*GOAL*: Go through the entries below, tally each line with the string "DEPT", and give the final number by itself.

*INPUT DATA*:
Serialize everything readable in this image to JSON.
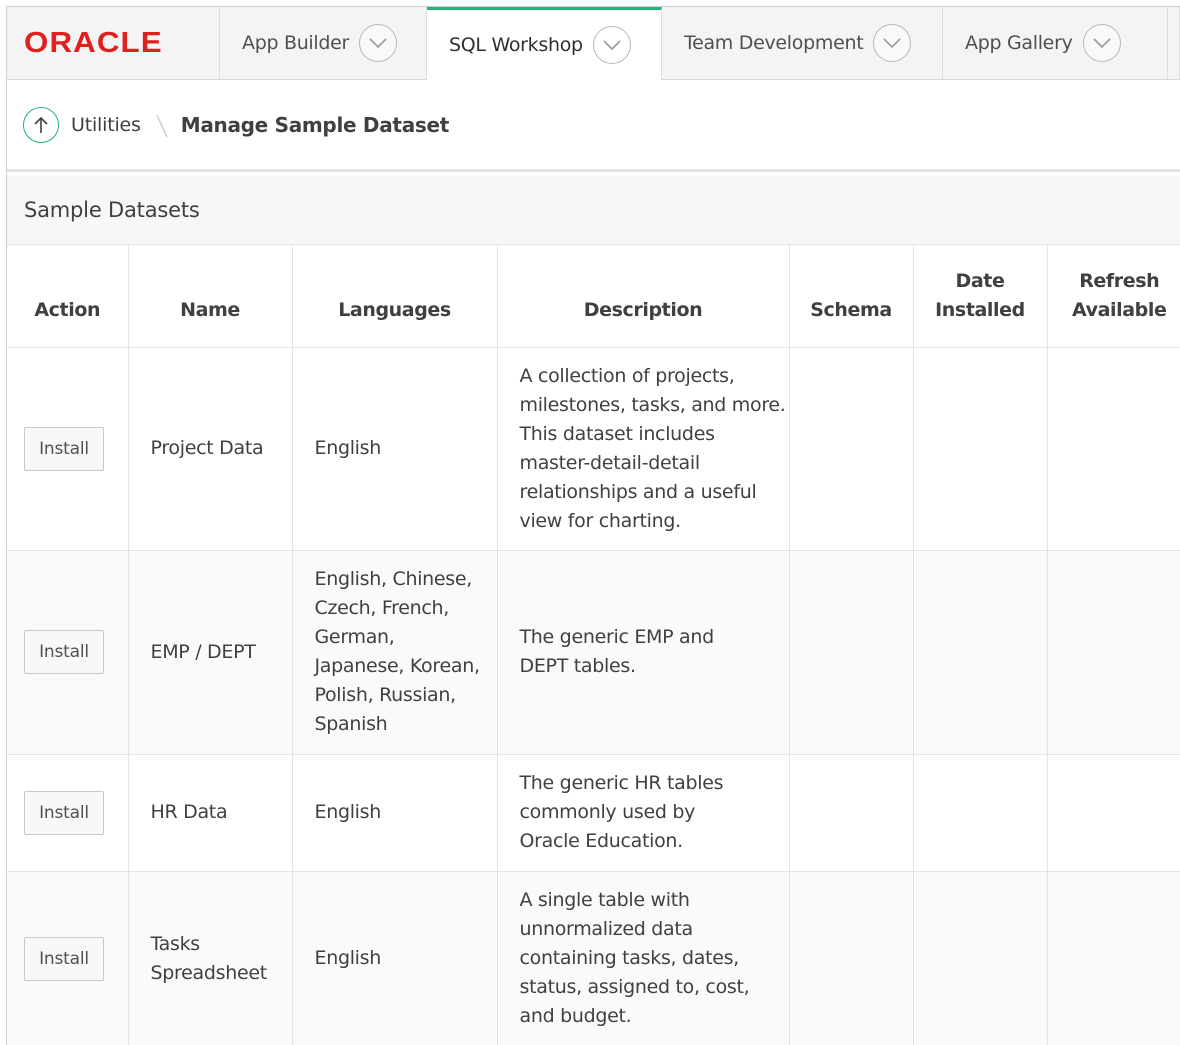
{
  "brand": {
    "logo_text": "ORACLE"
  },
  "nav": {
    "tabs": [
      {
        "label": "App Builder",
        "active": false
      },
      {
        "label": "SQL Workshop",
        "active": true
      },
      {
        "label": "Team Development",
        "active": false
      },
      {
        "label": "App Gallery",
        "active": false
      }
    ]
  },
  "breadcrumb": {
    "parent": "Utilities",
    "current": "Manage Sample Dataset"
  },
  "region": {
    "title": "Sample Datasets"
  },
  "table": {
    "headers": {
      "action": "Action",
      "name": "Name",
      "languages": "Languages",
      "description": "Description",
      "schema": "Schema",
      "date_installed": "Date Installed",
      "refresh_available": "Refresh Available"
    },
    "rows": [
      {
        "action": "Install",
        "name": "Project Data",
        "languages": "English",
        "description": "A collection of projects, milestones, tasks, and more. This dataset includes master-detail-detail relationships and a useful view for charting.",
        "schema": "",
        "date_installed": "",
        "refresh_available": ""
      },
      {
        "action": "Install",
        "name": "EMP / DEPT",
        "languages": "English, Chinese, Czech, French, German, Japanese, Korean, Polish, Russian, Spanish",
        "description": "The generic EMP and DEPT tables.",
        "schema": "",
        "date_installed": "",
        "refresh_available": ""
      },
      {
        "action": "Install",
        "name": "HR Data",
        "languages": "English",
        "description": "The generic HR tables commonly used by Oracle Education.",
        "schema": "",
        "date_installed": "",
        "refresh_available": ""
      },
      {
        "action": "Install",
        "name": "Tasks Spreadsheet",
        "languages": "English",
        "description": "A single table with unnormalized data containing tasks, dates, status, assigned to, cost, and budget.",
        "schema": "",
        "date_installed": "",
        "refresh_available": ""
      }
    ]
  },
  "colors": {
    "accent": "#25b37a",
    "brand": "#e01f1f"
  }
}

*COMPLETED EXERCISE*: 2